:: WHAT TO WORK ON ::
Type the records out again in full, exactly.

(Items listed in a dataset)

— start —

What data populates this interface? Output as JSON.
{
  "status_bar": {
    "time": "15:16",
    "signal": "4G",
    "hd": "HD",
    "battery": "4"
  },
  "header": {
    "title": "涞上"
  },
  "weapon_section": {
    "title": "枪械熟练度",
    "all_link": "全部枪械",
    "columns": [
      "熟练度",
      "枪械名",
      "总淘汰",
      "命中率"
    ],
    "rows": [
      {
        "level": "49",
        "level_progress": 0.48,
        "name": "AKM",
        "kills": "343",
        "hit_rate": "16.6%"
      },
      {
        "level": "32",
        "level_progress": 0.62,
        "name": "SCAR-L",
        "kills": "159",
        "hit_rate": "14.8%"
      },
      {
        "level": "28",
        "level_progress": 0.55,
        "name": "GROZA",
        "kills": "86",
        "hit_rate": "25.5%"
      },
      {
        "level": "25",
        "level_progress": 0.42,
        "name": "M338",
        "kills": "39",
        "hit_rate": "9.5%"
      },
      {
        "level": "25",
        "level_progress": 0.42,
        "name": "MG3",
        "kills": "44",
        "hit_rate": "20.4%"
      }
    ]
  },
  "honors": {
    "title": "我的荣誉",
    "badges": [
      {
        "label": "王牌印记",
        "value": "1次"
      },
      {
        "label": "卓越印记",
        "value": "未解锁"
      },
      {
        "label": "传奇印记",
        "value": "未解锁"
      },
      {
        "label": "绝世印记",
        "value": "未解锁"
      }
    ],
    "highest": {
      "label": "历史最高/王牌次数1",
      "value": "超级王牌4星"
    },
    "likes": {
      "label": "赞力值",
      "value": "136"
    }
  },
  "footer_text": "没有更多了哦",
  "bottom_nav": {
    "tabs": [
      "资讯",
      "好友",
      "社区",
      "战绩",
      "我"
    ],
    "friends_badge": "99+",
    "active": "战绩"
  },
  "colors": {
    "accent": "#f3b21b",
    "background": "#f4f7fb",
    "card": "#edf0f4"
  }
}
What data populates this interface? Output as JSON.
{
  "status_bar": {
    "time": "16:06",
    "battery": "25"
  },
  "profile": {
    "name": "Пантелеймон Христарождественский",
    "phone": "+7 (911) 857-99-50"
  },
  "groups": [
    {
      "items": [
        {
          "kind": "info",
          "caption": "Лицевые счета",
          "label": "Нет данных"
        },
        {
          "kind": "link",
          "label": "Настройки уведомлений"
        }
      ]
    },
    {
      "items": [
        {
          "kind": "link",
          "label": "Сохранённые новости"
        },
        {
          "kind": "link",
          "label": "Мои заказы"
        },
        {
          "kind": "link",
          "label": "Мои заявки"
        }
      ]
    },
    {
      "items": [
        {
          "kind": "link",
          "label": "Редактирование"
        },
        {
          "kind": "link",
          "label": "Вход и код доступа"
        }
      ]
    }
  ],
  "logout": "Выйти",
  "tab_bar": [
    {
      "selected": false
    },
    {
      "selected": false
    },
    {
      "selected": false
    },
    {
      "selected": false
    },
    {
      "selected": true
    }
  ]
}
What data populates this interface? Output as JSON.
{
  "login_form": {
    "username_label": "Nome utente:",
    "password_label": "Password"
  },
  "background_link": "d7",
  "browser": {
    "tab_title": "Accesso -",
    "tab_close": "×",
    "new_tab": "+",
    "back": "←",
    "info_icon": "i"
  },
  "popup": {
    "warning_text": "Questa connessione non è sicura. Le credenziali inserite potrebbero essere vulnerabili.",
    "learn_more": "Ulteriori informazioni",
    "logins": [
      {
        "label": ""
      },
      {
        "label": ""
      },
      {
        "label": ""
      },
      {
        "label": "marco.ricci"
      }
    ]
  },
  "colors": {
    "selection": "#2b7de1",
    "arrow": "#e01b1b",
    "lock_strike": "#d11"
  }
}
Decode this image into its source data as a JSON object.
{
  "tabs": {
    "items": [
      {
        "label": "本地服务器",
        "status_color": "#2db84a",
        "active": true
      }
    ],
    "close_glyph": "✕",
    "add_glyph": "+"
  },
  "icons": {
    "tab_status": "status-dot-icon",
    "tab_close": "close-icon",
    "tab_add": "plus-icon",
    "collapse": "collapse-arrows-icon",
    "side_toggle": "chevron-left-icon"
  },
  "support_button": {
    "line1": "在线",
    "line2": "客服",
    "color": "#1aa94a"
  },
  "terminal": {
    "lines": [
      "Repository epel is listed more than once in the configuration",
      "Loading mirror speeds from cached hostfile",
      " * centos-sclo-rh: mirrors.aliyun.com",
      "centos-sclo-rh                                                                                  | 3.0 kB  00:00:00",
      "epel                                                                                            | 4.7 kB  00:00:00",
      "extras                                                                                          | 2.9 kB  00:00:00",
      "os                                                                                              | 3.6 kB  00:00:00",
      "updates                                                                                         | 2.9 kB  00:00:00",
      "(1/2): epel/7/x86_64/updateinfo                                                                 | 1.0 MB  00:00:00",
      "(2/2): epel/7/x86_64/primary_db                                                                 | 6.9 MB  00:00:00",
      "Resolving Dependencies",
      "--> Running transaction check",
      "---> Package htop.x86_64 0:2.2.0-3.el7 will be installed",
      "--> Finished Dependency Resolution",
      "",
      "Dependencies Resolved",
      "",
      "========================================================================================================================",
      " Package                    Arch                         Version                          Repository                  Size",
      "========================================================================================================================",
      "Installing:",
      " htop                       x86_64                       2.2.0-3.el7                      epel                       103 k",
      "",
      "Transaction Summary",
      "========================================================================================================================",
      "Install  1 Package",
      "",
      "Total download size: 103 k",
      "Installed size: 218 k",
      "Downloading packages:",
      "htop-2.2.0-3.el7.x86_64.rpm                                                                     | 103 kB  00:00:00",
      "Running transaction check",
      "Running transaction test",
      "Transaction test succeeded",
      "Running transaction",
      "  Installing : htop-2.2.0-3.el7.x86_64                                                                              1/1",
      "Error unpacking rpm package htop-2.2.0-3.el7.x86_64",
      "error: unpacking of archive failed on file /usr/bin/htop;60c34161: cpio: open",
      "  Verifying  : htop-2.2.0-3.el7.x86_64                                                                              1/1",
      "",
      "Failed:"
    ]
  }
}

— end —

:: SOLUTION FOR THIS PROBLEM ::
What data populates this interface? Output as JSON.
{
  "status_bar": {
    "time": "15:16",
    "signal": "4G",
    "hd": "HD",
    "battery": "4"
  },
  "header": {
    "title": "涞上"
  },
  "weapon_section": {
    "title": "枪械熟练度",
    "all_link": "全部枪械",
    "columns": [
      "熟练度",
      "枪械名",
      "总淘汰",
      "命中率"
    ],
    "rows": [
      {
        "level": "49",
        "level_progress": 0.48,
        "name": "AKM",
        "kills": "343",
        "hit_rate": "16.6%"
      },
      {
        "level": "32",
        "level_progress": 0.62,
        "name": "SCAR-L",
        "kills": "159",
        "hit_rate": "14.8%"
      },
      {
        "level": "28",
        "level_progress": 0.55,
        "name": "GROZA",
        "kills": "86",
        "hit_rate": "25.5%"
      },
      {
        "level": "25",
        "level_progress": 0.42,
        "name": "M338",
        "kills": "39",
        "hit_rate": "9.5%"
      },
      {
        "level": "25",
        "level_progress": 0.42,
        "name": "MG3",
        "kills": "44",
        "hit_rate": "20.4%"
      }
    ]
  },
  "honors": {
    "title": "我的荣誉",
    "badges": [
      {
        "label": "王牌印记",
        "value": "1次"
      },
      {
        "label": "卓越印记",
        "value": "未解锁"
      },
      {
        "label": "传奇印记",
        "value": "未解锁"
      },
      {
        "label": "绝世印记",
        "value": "未解锁"
      }
    ],
    "highest": {
      "label": "历史最高/王牌次数1",
      "value": "超级王牌4星"
    },
    "likes": {
      "label": "赞力值",
      "value": "136"
    }
  },
  "footer_text": "没有更多了哦",
  "bottom_nav": {
    "tabs": [
      "资讯",
      "好友",
      "社区",
      "战绩",
      "我"
    ],
    "friends_badge": "99+",
    "active": "战绩"
  },
  "colors": {
    "accent": "#f3b21b",
    "background": "#f4f7fb",
    "card": "#edf0f4"
  }
}
What data populates this interface? Output as JSON.
{
  "status_bar": {
    "time": "16:06",
    "battery": "25"
  },
  "profile": {
    "name": "Пантелеймон Христарождественский",
    "phone": "+7 (911) 857-99-50"
  },
  "groups": [
    {
      "items": [
        {
          "kind": "info",
          "caption": "Лицевые счета",
          "label": "Нет данных"
        },
        {
          "kind": "link",
          "label": "Настройки уведомлений"
        }
      ]
    },
    {
      "items": [
        {
          "kind": "link",
          "label": "Сохранённые новости"
        },
        {
          "kind": "link",
          "label": "Мои заказы"
        },
        {
          "kind": "link",
          "label": "Мои заявки"
        }
      ]
    },
    {
      "items": [
        {
          "kind": "link",
          "label": "Редактирование"
        },
        {
          "kind": "link",
          "label": "Вход и код доступа"
        }
      ]
    }
  ],
  "logout": "Выйти",
  "tab_bar": [
    {
      "selected": false
    },
    {
      "selected": false
    },
    {
      "selected": false
    },
    {
      "selected": false
    },
    {
      "selected": true
    }
  ]
}
What data populates this interface? Output as JSON.
{
  "login_form": {
    "username_label": "Nome utente:",
    "password_label": "Password"
  },
  "background_link": "d7",
  "browser": {
    "tab_title": "Accesso -",
    "tab_close": "×",
    "new_tab": "+",
    "back": "←",
    "info_icon": "i"
  },
  "popup": {
    "warning_text": "Questa connessione non è sicura. Le credenziali inserite potrebbero essere vulnerabili.",
    "learn_more": "Ulteriori informazioni",
    "logins": [
      {
        "label": ""
      },
      {
        "label": ""
      },
      {
        "label": ""
      },
      {
        "label": "marco.ricci"
      }
    ]
  },
  "colors": {
    "selection": "#2b7de1",
    "arrow": "#e01b1b",
    "lock_strike": "#d11"
  }
}
Decode this image into its source data as a JSON object.
{
  "tabs": {
    "items": [
      {
        "label": "本地服务器",
        "status_color": "#2db84a",
        "active": true
      }
    ],
    "close_glyph": "✕",
    "add_glyph": "+"
  },
  "icons": {
    "tab_status": "status-dot-icon",
    "tab_close": "close-icon",
    "tab_add": "plus-icon",
    "collapse": "collapse-arrows-icon",
    "side_toggle": "chevron-left-icon"
  },
  "support_button": {
    "line1": "在线",
    "line2": "客服",
    "color": "#1aa94a"
  },
  "terminal": {
    "lines": [
      "Repository epel is listed more than once in the configuration",
      "Loading mirror speeds from cached hostfile",
      " * centos-sclo-rh: mirrors.aliyun.com",
      "centos-sclo-rh                                                                                  | 3.0 kB  00:00:00",
      "epel                                                                                            | 4.7 kB  00:00:00",
      "extras                                                                                          | 2.9 kB  00:00:00",
      "os                                                                                              | 3.6 kB  00:00:00",
      "updates                                                                                         | 2.9 kB  00:00:00",
      "(1/2): epel/7/x86_64/updateinfo                                                                 | 1.0 MB  00:00:00",
      "(2/2): epel/7/x86_64/primary_db                                                                 | 6.9 MB  00:00:00",
      "Resolving Dependencies",
      "--> Running transaction check",
      "---> Package htop.x86_64 0:2.2.0-3.el7 will be installed",
      "--> Finished Dependency Resolution",
      "",
      "Dependencies Resolved",
      "",
      "========================================================================================================================",
      " Package                    Arch                         Version                          Repository                  Size",
      "========================================================================================================================",
      "Installing:",
      " htop                       x86_64                       2.2.0-3.el7                      epel                       103 k",
      "",
      "Transaction Summary",
      "========================================================================================================================",
      "Install  1 Package",
      "",
      "Total download size: 103 k",
      "Installed size: 218 k",
      "Downloading packages:",
      "htop-2.2.0-3.el7.x86_64.rpm                                                                     | 103 kB  00:00:00",
      "Running transaction check",
      "Running transaction test",
      "Transaction test succeeded",
      "Running transaction",
      "  Installing : htop-2.2.0-3.el7.x86_64                                                                              1/1",
      "Error unpacking rpm package htop-2.2.0-3.el7.x86_64",
      "error: unpacking of archive failed on file /usr/bin/htop;60c34161: cpio: open",
      "  Verifying  : htop-2.2.0-3.el7.x86_64                                                                              1/1",
      "",
      "Failed:"
    ]
  }
}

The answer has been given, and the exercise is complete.